PROBLEM DETAILS - Return every line below as is, leaving out the pictures.

PROVIDED DATA -
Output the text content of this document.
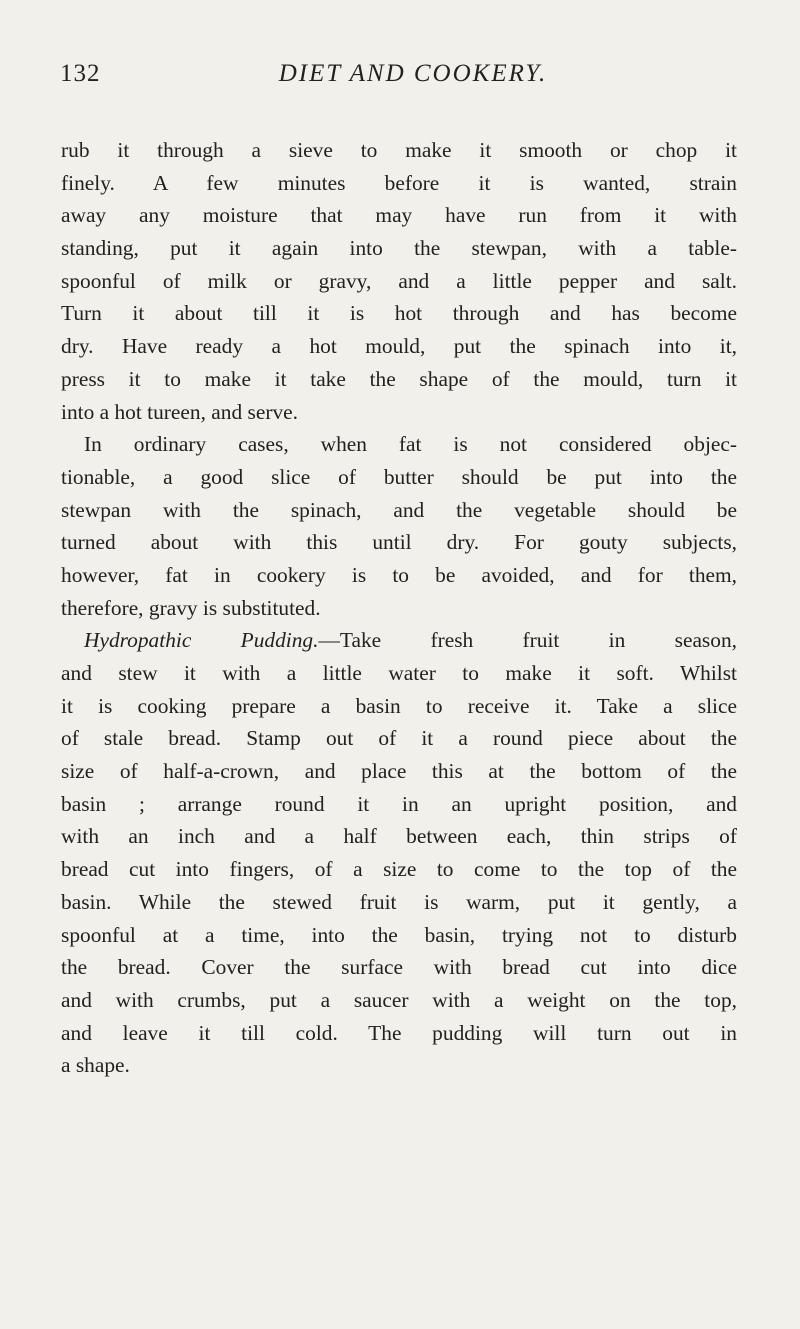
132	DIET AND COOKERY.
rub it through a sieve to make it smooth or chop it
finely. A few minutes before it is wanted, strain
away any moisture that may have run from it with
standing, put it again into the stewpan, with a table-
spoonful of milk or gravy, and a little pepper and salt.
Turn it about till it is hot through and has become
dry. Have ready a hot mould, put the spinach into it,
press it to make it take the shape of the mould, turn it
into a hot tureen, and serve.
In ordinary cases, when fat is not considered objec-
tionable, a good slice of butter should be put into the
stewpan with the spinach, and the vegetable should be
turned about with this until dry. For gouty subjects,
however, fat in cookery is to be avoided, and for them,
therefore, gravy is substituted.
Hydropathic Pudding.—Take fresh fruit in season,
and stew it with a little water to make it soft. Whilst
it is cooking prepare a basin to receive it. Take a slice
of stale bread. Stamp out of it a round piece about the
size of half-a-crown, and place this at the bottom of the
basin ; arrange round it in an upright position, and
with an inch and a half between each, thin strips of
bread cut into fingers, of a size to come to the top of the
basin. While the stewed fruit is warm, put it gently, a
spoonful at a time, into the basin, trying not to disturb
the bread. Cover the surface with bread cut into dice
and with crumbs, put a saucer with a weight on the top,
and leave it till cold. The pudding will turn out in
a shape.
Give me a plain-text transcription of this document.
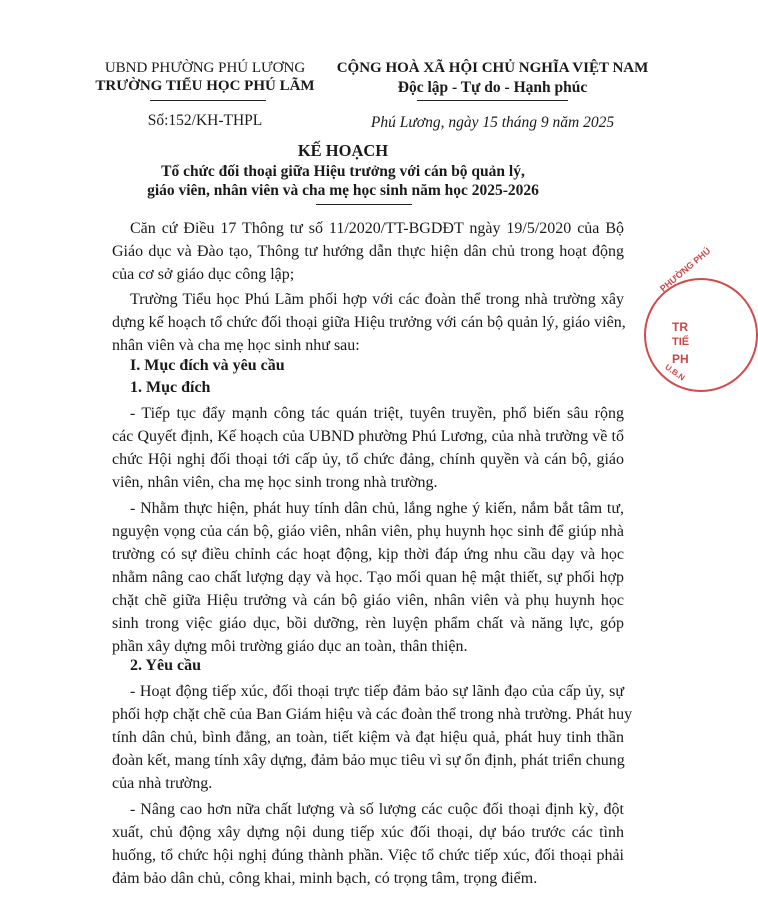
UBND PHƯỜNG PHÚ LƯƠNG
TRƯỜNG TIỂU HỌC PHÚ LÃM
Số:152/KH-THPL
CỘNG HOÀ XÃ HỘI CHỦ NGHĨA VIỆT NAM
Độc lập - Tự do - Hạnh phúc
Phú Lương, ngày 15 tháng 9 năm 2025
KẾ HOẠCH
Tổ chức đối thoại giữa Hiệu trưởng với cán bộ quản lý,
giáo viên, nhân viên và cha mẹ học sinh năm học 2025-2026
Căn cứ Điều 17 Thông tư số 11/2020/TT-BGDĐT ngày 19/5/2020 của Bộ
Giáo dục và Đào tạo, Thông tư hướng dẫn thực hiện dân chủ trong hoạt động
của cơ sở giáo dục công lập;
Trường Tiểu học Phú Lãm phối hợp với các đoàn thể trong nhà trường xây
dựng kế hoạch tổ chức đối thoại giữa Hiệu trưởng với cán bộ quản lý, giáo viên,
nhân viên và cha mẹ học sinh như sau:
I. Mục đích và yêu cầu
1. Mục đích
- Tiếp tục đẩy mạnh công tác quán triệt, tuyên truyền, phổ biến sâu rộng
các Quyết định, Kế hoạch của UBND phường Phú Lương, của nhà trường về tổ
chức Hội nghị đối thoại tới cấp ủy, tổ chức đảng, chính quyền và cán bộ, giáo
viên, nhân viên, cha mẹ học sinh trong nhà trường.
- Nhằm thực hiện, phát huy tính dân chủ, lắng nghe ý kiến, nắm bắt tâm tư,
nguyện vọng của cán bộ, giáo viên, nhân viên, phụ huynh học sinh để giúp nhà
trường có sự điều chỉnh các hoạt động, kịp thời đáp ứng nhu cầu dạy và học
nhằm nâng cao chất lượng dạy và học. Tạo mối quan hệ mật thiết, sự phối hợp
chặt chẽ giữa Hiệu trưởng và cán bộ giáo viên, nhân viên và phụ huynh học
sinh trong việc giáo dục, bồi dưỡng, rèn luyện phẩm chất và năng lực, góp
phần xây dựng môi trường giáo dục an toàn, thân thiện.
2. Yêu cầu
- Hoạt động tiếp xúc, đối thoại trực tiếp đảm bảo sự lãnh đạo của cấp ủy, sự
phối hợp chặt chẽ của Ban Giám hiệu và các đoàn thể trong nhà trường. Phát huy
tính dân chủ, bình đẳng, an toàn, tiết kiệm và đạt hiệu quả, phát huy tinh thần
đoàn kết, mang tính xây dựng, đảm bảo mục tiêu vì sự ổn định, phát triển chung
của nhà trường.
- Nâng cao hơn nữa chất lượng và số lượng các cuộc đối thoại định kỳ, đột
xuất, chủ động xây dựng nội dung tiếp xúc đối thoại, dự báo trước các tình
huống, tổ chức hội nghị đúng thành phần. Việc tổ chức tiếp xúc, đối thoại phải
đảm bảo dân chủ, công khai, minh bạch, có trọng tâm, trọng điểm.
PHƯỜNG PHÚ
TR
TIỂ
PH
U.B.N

EXERCISE RESULT -
Output the text content of this document.
132	DIET AND COOKERY.
rub it through a sieve to make it smooth or chop it
finely. A few minutes before it is wanted, strain
away any moisture that may have run from it with
standing, put it again into the stewpan, with a table-
spoonful of milk or gravy, and a little pepper and salt.
Turn it about till it is hot through and has become
dry. Have ready a hot mould, put the spinach into it,
press it to make it take the shape of the mould, turn it
into a hot tureen, and serve.
In ordinary cases, when fat is not considered objec-
tionable, a good slice of butter should be put into the
stewpan with the spinach, and the vegetable should be
turned about with this until dry. For gouty subjects,
however, fat in cookery is to be avoided, and for them,
therefore, gravy is substituted.
Hydropathic Pudding.—Take fresh fruit in season,
and stew it with a little water to make it soft. Whilst
it is cooking prepare a basin to receive it. Take a slice
of stale bread. Stamp out of it a round piece about the
size of half-a-crown, and place this at the bottom of the
basin ; arrange round it in an upright position, and
with an inch and a half between each, thin strips of
bread cut into fingers, of a size to come to the top of the
basin. While the stewed fruit is warm, put it gently, a
spoonful at a time, into the basin, trying not to disturb
the bread. Cover the surface with bread cut into dice
and with crumbs, put a saucer with a weight on the top,
and leave it till cold. The pudding will turn out in
a shape.
Give me a plain-text transcription of this document.
UBND PHƯỜNG PHÚ LƯƠNG
TRƯỜNG TIỂU HỌC PHÚ LÃM
Số:152/KH-THPL
CỘNG HOÀ XÃ HỘI CHỦ NGHĨA VIỆT NAM
Độc lập - Tự do - Hạnh phúc
Phú Lương, ngày 15 tháng 9 năm 2025
KẾ HOẠCH
Tổ chức đối thoại giữa Hiệu trưởng với cán bộ quản lý,
giáo viên, nhân viên và cha mẹ học sinh năm học 2025-2026
Căn cứ Điều 17 Thông tư số 11/2020/TT-BGDĐT ngày 19/5/2020 của Bộ
Giáo dục và Đào tạo, Thông tư hướng dẫn thực hiện dân chủ trong hoạt động
của cơ sở giáo dục công lập;
Trường Tiểu học Phú Lãm phối hợp với các đoàn thể trong nhà trường xây
dựng kế hoạch tổ chức đối thoại giữa Hiệu trưởng với cán bộ quản lý, giáo viên,
nhân viên và cha mẹ học sinh như sau:
I. Mục đích và yêu cầu
1. Mục đích
- Tiếp tục đẩy mạnh công tác quán triệt, tuyên truyền, phổ biến sâu rộng
các Quyết định, Kế hoạch của UBND phường Phú Lương, của nhà trường về tổ
chức Hội nghị đối thoại tới cấp ủy, tổ chức đảng, chính quyền và cán bộ, giáo
viên, nhân viên, cha mẹ học sinh trong nhà trường.
- Nhằm thực hiện, phát huy tính dân chủ, lắng nghe ý kiến, nắm bắt tâm tư,
nguyện vọng của cán bộ, giáo viên, nhân viên, phụ huynh học sinh để giúp nhà
trường có sự điều chỉnh các hoạt động, kịp thời đáp ứng nhu cầu dạy và học
nhằm nâng cao chất lượng dạy và học. Tạo mối quan hệ mật thiết, sự phối hợp
chặt chẽ giữa Hiệu trưởng và cán bộ giáo viên, nhân viên và phụ huynh học
sinh trong việc giáo dục, bồi dưỡng, rèn luyện phẩm chất và năng lực, góp
phần xây dựng môi trường giáo dục an toàn, thân thiện.
2. Yêu cầu
- Hoạt động tiếp xúc, đối thoại trực tiếp đảm bảo sự lãnh đạo của cấp ủy, sự
phối hợp chặt chẽ của Ban Giám hiệu và các đoàn thể trong nhà trường. Phát huy
tính dân chủ, bình đẳng, an toàn, tiết kiệm và đạt hiệu quả, phát huy tinh thần
đoàn kết, mang tính xây dựng, đảm bảo mục tiêu vì sự ổn định, phát triển chung
của nhà trường.
- Nâng cao hơn nữa chất lượng và số lượng các cuộc đối thoại định kỳ, đột
xuất, chủ động xây dựng nội dung tiếp xúc đối thoại, dự báo trước các tình
huống, tổ chức hội nghị đúng thành phần. Việc tổ chức tiếp xúc, đối thoại phải
đảm bảo dân chủ, công khai, minh bạch, có trọng tâm, trọng điểm.
PHƯỜNG PHÚ
TR
TIỂ
PH
U.B.N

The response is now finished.